Set exercise: Show all lines from the listing below that contain "title".

Dataset items

(begin)

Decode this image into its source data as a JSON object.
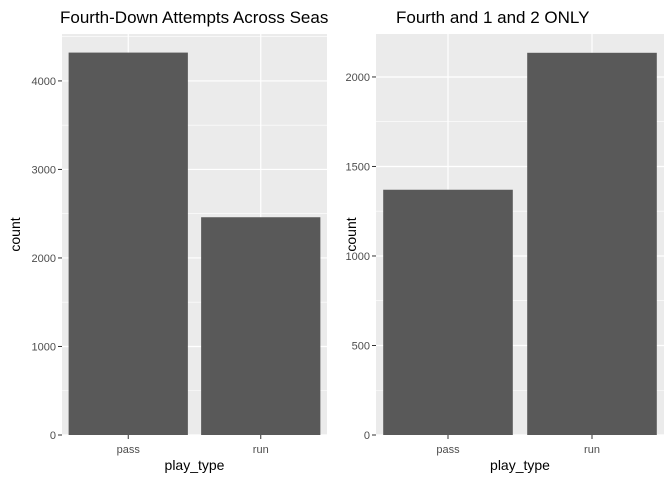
{
  "chart_data": [
    {
      "type": "bar",
      "title": "Fourth-Down Attempts Across Seas",
      "xlabel": "play_type",
      "ylabel": "count",
      "categories": [
        "pass",
        "run"
      ],
      "values": [
        4320,
        2460
      ],
      "ylim": [
        0,
        4530
      ],
      "yticks": [
        0,
        1000,
        2000,
        3000,
        4000
      ],
      "grid": true,
      "bar_color": "#595959",
      "panel_bg": "#ebebeb"
    },
    {
      "type": "bar",
      "title": "Fourth and 1 and 2 ONLY",
      "xlabel": "play_type",
      "ylabel": "count",
      "categories": [
        "pass",
        "run"
      ],
      "values": [
        1370,
        2135
      ],
      "ylim": [
        0,
        2240
      ],
      "yticks": [
        0,
        500,
        1000,
        1500,
        2000
      ],
      "grid": true,
      "bar_color": "#595959",
      "panel_bg": "#ebebeb"
    }
  ]
}
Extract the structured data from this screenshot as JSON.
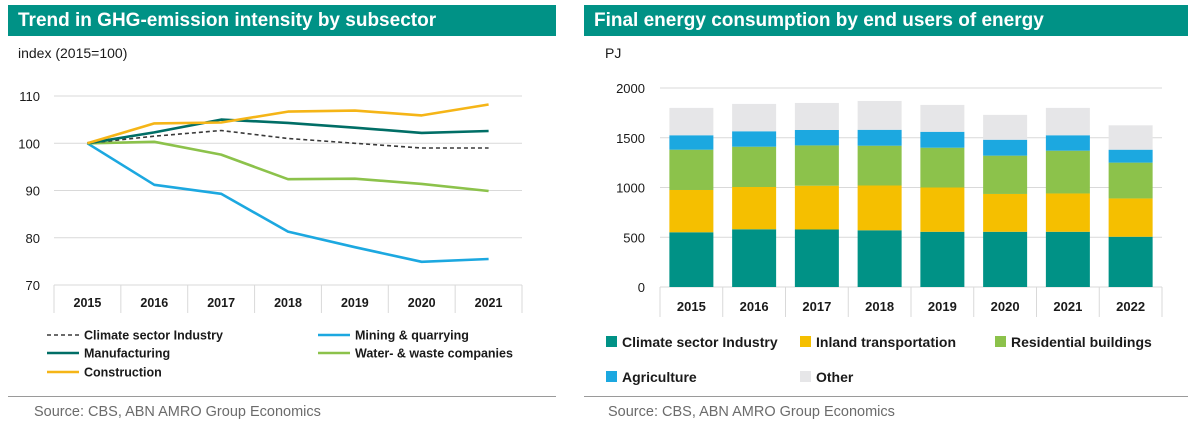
{
  "left_panel": {
    "title": "Trend in GHG-emission intensity by subsector",
    "unit": "index (2015=100)",
    "source": "Source: CBS, ABN AMRO Group Economics"
  },
  "right_panel": {
    "title": "Final energy consumption by end users of energy",
    "unit": "PJ",
    "source": "Source: CBS, ABN AMRO Group Economics"
  },
  "chart_data": [
    {
      "type": "line",
      "title": "Trend in GHG-emission intensity by subsector",
      "ylabel": "index (2015=100)",
      "xlabel": "",
      "x": [
        "2015",
        "2016",
        "2017",
        "2018",
        "2019",
        "2020",
        "2021"
      ],
      "ylim": [
        70,
        110
      ],
      "yticks": [
        70,
        80,
        90,
        100,
        110
      ],
      "grid": true,
      "legend_position": "bottom",
      "series": [
        {
          "name": "Climate sector Industry",
          "color": "#3a3a3a",
          "dashed": true,
          "values": [
            100,
            101.5,
            102.7,
            101,
            100,
            99,
            99
          ]
        },
        {
          "name": "Mining & quarrying",
          "color": "#1ca8e0",
          "dashed": false,
          "values": [
            100,
            91.2,
            89.3,
            81.3,
            78,
            74.9,
            75.5
          ]
        },
        {
          "name": "Manufacturing",
          "color": "#006e66",
          "dashed": false,
          "values": [
            100,
            102.3,
            105,
            104.3,
            103.3,
            102.2,
            102.6
          ]
        },
        {
          "name": "Water- & waste companies",
          "color": "#8cc24b",
          "dashed": false,
          "values": [
            100,
            100.3,
            97.6,
            92.4,
            92.5,
            91.4,
            89.9
          ]
        },
        {
          "name": "Construction",
          "color": "#f5b517",
          "dashed": false,
          "values": [
            100,
            104.2,
            104.4,
            106.7,
            106.9,
            105.9,
            108.2
          ]
        }
      ]
    },
    {
      "type": "bar",
      "stacked": true,
      "title": "Final energy consumption by end users of energy",
      "ylabel": "PJ",
      "xlabel": "",
      "categories": [
        "2015",
        "2016",
        "2017",
        "2018",
        "2019",
        "2020",
        "2021",
        "2022"
      ],
      "ylim": [
        0,
        2000
      ],
      "yticks": [
        0,
        500,
        1000,
        1500,
        2000
      ],
      "grid": true,
      "legend_position": "bottom",
      "series": [
        {
          "name": "Climate sector Industry",
          "color": "#009286",
          "values": [
            550,
            580,
            578,
            570,
            555,
            555,
            555,
            505
          ]
        },
        {
          "name": "Inland transportation",
          "color": "#f5bf00",
          "values": [
            425,
            425,
            440,
            450,
            445,
            380,
            385,
            385
          ]
        },
        {
          "name": "Residential buildings",
          "color": "#8cc24b",
          "values": [
            405,
            405,
            405,
            400,
            400,
            385,
            430,
            360
          ]
        },
        {
          "name": "Agriculture",
          "color": "#1ca8e0",
          "values": [
            145,
            155,
            155,
            160,
            160,
            160,
            155,
            130
          ]
        },
        {
          "name": "Other",
          "color": "#e6e6e8",
          "values": [
            275,
            275,
            272,
            290,
            270,
            250,
            275,
            245
          ]
        }
      ]
    }
  ]
}
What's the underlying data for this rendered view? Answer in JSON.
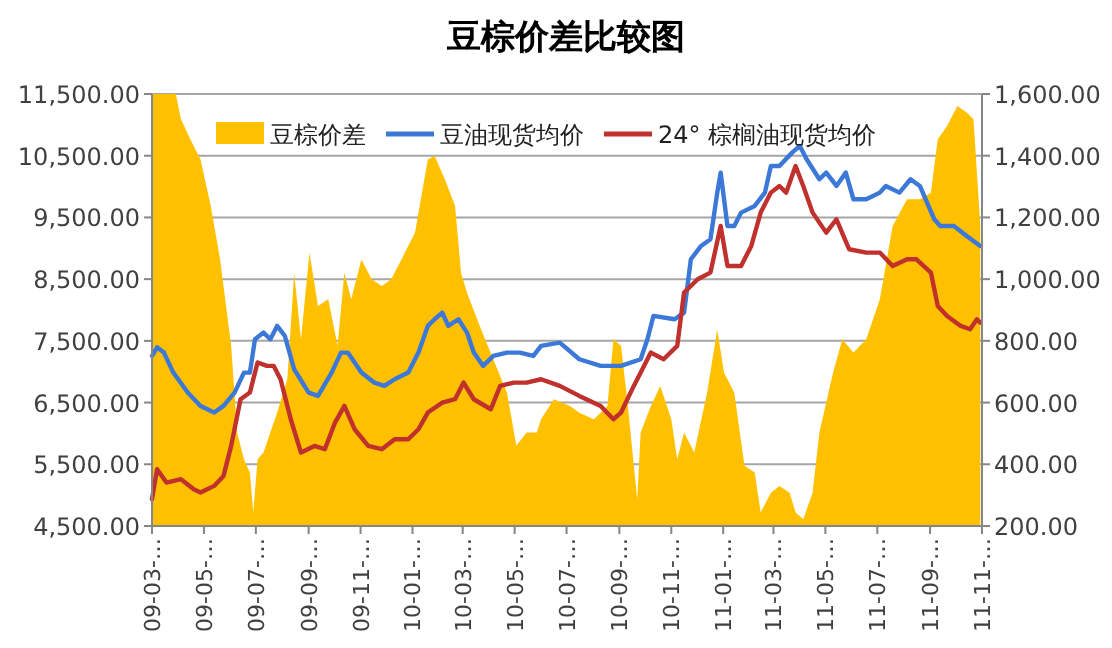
{
  "chart_data": {
    "type": "line",
    "title": "豆棕价差比较图",
    "xlim": [
      "2009-03-01",
      "2011-11-01"
    ],
    "xticks": [
      {
        "value": "2009-03-01",
        "label": "09-03-…"
      },
      {
        "value": "2009-05-01",
        "label": "09-05-…"
      },
      {
        "value": "2009-07-01",
        "label": "09-07-…"
      },
      {
        "value": "2009-09-01",
        "label": "09-09-…"
      },
      {
        "value": "2009-11-01",
        "label": "09-11-…"
      },
      {
        "value": "2010-01-01",
        "label": "10-01-…"
      },
      {
        "value": "2010-03-01",
        "label": "10-03-…"
      },
      {
        "value": "2010-05-01",
        "label": "10-05-…"
      },
      {
        "value": "2010-07-01",
        "label": "10-07-…"
      },
      {
        "value": "2010-09-01",
        "label": "10-09-…"
      },
      {
        "value": "2010-11-01",
        "label": "10-11-…"
      },
      {
        "value": "2011-01-01",
        "label": "11-01-…"
      },
      {
        "value": "2011-03-01",
        "label": "11-03-…"
      },
      {
        "value": "2011-05-01",
        "label": "11-05-…"
      },
      {
        "value": "2011-07-01",
        "label": "11-07-…"
      },
      {
        "value": "2011-09-01",
        "label": "11-09-…"
      },
      {
        "value": "2011-11-01",
        "label": "11-11-…"
      }
    ],
    "ylim": [
      4500,
      11500
    ],
    "yticks": [
      {
        "value": 4500,
        "label": "4,500.00"
      },
      {
        "value": 5500,
        "label": "5,500.00"
      },
      {
        "value": 6500,
        "label": "6,500.00"
      },
      {
        "value": 7500,
        "label": "7,500.00"
      },
      {
        "value": 8500,
        "label": "8,500.00"
      },
      {
        "value": 9500,
        "label": "9,500.00"
      },
      {
        "value": 10500,
        "label": "10,500.00"
      },
      {
        "value": 11500,
        "label": "11,500.00"
      }
    ],
    "y2lim": [
      200,
      1600
    ],
    "y2ticks": [
      {
        "value": 200,
        "label": "200.00"
      },
      {
        "value": 400,
        "label": "400.00"
      },
      {
        "value": 600,
        "label": "600.00"
      },
      {
        "value": 800,
        "label": "800.00"
      },
      {
        "value": 1000,
        "label": "1,000.00"
      },
      {
        "value": 1200,
        "label": "1,200.00"
      },
      {
        "value": 1400,
        "label": "1,400.00"
      },
      {
        "value": 1600,
        "label": "1,600.00"
      }
    ],
    "grid": "y",
    "legend": "top",
    "marker": "none",
    "line_style": "solid",
    "series": [
      {
        "name": "豆棕价差",
        "type": "area",
        "axis": "y2",
        "color": "#ffc000",
        "x": [
          "2009-03-01",
          "2009-03-29",
          "2009-04-04",
          "2009-04-15",
          "2009-04-27",
          "2009-05-09",
          "2009-05-20",
          "2009-06-02",
          "2009-06-09",
          "2009-06-17",
          "2009-06-24",
          "2009-06-28",
          "2009-07-03",
          "2009-07-10",
          "2009-07-18",
          "2009-07-26",
          "2009-08-07",
          "2009-08-15",
          "2009-08-23",
          "2009-09-02",
          "2009-09-12",
          "2009-09-24",
          "2009-10-05",
          "2009-10-13",
          "2009-10-21",
          "2009-11-02",
          "2009-11-14",
          "2009-11-26",
          "2009-12-07",
          "2009-12-19",
          "2010-01-04",
          "2010-01-19",
          "2010-01-27",
          "2010-02-08",
          "2010-02-20",
          "2010-02-27",
          "2010-03-06",
          "2010-03-21",
          "2010-04-06",
          "2010-04-22",
          "2010-05-03",
          "2010-05-15",
          "2010-05-27",
          "2010-06-01",
          "2010-06-16",
          "2010-07-05",
          "2010-07-16",
          "2010-08-02",
          "2010-08-18",
          "2010-08-25",
          "2010-09-03",
          "2010-09-11",
          "2010-09-22",
          "2010-09-26",
          "2010-10-08",
          "2010-10-19",
          "2010-11-01",
          "2010-11-08",
          "2010-11-16",
          "2010-11-28",
          "2010-12-13",
          "2010-12-25",
          "2011-01-02",
          "2011-01-14",
          "2011-01-26",
          "2011-02-07",
          "2011-02-14",
          "2011-02-26",
          "2011-03-08",
          "2011-03-20",
          "2011-03-27",
          "2011-04-05",
          "2011-04-16",
          "2011-04-24",
          "2011-05-10",
          "2011-05-21",
          "2011-06-03",
          "2011-06-18",
          "2011-07-04",
          "2011-07-19",
          "2011-08-05",
          "2011-08-20",
          "2011-09-02",
          "2011-09-10",
          "2011-09-21",
          "2011-10-03",
          "2011-10-14",
          "2011-10-22",
          "2011-10-30"
        ],
        "values": [
          1600,
          1600,
          1518,
          1453,
          1388,
          1237,
          1064,
          784,
          503,
          416,
          373,
          244,
          416,
          438,
          503,
          567,
          676,
          1021,
          805,
          1086,
          913,
          935,
          784,
          1021,
          935,
          1064,
          1000,
          978,
          1000,
          1064,
          1151,
          1388,
          1399,
          1324,
          1237,
          1021,
          956,
          848,
          740,
          632,
          460,
          503,
          503,
          546,
          611,
          589,
          567,
          546,
          589,
          805,
          784,
          589,
          287,
          503,
          589,
          654,
          546,
          416,
          503,
          438,
          632,
          837,
          697,
          632,
          395,
          373,
          244,
          308,
          330,
          308,
          244,
          222,
          308,
          503,
          697,
          805,
          762,
          805,
          935,
          1172,
          1259,
          1259,
          1280,
          1453,
          1496,
          1561,
          1540,
          1518,
          1172
        ]
      },
      {
        "name": "豆油现货均价",
        "axis": "y",
        "color": "#3c78d8",
        "x": [
          "2009-03-01",
          "2009-03-07",
          "2009-03-15",
          "2009-03-26",
          "2009-04-12",
          "2009-04-27",
          "2009-05-13",
          "2009-05-24",
          "2009-06-06",
          "2009-06-17",
          "2009-06-24",
          "2009-06-30",
          "2009-07-10",
          "2009-07-18",
          "2009-07-26",
          "2009-08-04",
          "2009-08-15",
          "2009-09-01",
          "2009-09-12",
          "2009-09-28",
          "2009-10-09",
          "2009-10-17",
          "2009-11-02",
          "2009-11-17",
          "2009-11-29",
          "2009-12-11",
          "2009-12-27",
          "2010-01-08",
          "2010-01-19",
          "2010-01-27",
          "2010-02-05",
          "2010-02-12",
          "2010-02-24",
          "2010-03-06",
          "2010-03-14",
          "2010-03-25",
          "2010-04-06",
          "2010-04-22",
          "2010-05-07",
          "2010-05-23",
          "2010-06-01",
          "2010-06-23",
          "2010-07-16",
          "2010-08-10",
          "2010-09-03",
          "2010-09-26",
          "2010-10-04",
          "2010-10-11",
          "2010-11-05",
          "2010-11-16",
          "2010-11-24",
          "2010-12-06",
          "2010-12-17",
          "2010-12-25",
          "2010-12-29",
          "2011-01-06",
          "2011-01-14",
          "2011-01-22",
          "2011-02-07",
          "2011-02-19",
          "2011-02-26",
          "2011-03-08",
          "2011-03-23",
          "2011-04-01",
          "2011-04-09",
          "2011-04-24",
          "2011-05-02",
          "2011-05-14",
          "2011-05-25",
          "2011-06-03",
          "2011-06-18",
          "2011-07-04",
          "2011-07-11",
          "2011-07-27",
          "2011-08-09",
          "2011-08-20",
          "2011-09-06",
          "2011-09-13",
          "2011-09-29",
          "2011-10-14",
          "2011-10-30"
        ],
        "values": [
          7256,
          7396,
          7310,
          6986,
          6662,
          6446,
          6338,
          6446,
          6662,
          6986,
          6986,
          7526,
          7634,
          7526,
          7742,
          7580,
          7040,
          6662,
          6608,
          6986,
          7310,
          7310,
          6986,
          6824,
          6770,
          6878,
          6986,
          7310,
          7742,
          7850,
          7958,
          7742,
          7850,
          7634,
          7310,
          7094,
          7256,
          7310,
          7310,
          7256,
          7418,
          7472,
          7202,
          7094,
          7094,
          7202,
          7526,
          7904,
          7850,
          7958,
          8822,
          9038,
          9146,
          9902,
          10226,
          9362,
          9362,
          9578,
          9686,
          9902,
          10334,
          10334,
          10550,
          10658,
          10442,
          10118,
          10226,
          10010,
          10226,
          9794,
          9794,
          9902,
          10010,
          9902,
          10118,
          10010,
          9470,
          9362,
          9362,
          9200,
          9038
        ]
      },
      {
        "name": "24°  棕榈油现货均价",
        "axis": "y",
        "color": "#c0302c",
        "x": [
          "2009-03-01",
          "2009-03-07",
          "2009-03-18",
          "2009-04-04",
          "2009-04-19",
          "2009-04-27",
          "2009-05-13",
          "2009-05-24",
          "2009-06-02",
          "2009-06-13",
          "2009-06-24",
          "2009-07-03",
          "2009-07-14",
          "2009-07-22",
          "2009-07-30",
          "2009-08-11",
          "2009-08-23",
          "2009-09-08",
          "2009-09-20",
          "2009-10-02",
          "2009-10-13",
          "2009-10-25",
          "2009-11-10",
          "2009-11-26",
          "2009-12-11",
          "2009-12-27",
          "2010-01-08",
          "2010-01-19",
          "2010-02-05",
          "2010-02-20",
          "2010-03-02",
          "2010-03-14",
          "2010-04-03",
          "2010-04-14",
          "2010-04-30",
          "2010-05-15",
          "2010-06-01",
          "2010-06-23",
          "2010-07-16",
          "2010-08-10",
          "2010-08-25",
          "2010-09-03",
          "2010-09-18",
          "2010-10-08",
          "2010-10-23",
          "2010-11-08",
          "2010-11-16",
          "2010-12-02",
          "2010-12-17",
          "2010-12-29",
          "2011-01-06",
          "2011-01-22",
          "2011-02-03",
          "2011-02-14",
          "2011-02-26",
          "2011-03-08",
          "2011-03-16",
          "2011-03-27",
          "2011-04-05",
          "2011-04-16",
          "2011-05-02",
          "2011-05-14",
          "2011-05-29",
          "2011-06-18",
          "2011-07-04",
          "2011-07-19",
          "2011-08-05",
          "2011-08-16",
          "2011-09-02",
          "2011-09-10",
          "2011-09-21",
          "2011-10-07",
          "2011-10-18",
          "2011-10-26",
          "2011-10-30"
        ],
        "values": [
          4934,
          5420,
          5204,
          5258,
          5096,
          5042,
          5150,
          5312,
          5798,
          6554,
          6662,
          7150,
          7094,
          7094,
          6878,
          6230,
          5690,
          5798,
          5744,
          6176,
          6446,
          6068,
          5798,
          5744,
          5906,
          5906,
          6068,
          6338,
          6500,
          6554,
          6824,
          6554,
          6392,
          6770,
          6824,
          6824,
          6878,
          6770,
          6608,
          6446,
          6230,
          6338,
          6770,
          7310,
          7202,
          7418,
          8282,
          8498,
          8606,
          9362,
          8714,
          8714,
          9038,
          9578,
          9902,
          10010,
          9902,
          10334,
          10010,
          9578,
          9254,
          9470,
          8984,
          8930,
          8930,
          8714,
          8822,
          8822,
          8606,
          8066,
          7904,
          7742,
          7688,
          7850,
          7796
        ]
      }
    ]
  }
}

(end)

Task answer:
      "title": "Fourth-Down Attempts Across Seas",
      "title": "Fourth and 1 and 2 ONLY",
    "title": "Trend in GHG-emission intensity by subsector",
    "title": "Final energy consumption by end users of energy",
      "title": "Trend in GHG-emission intensity by subsector",
      "title": "Final energy consumption by end users of energy",
    "title": "豆棕价差比较图",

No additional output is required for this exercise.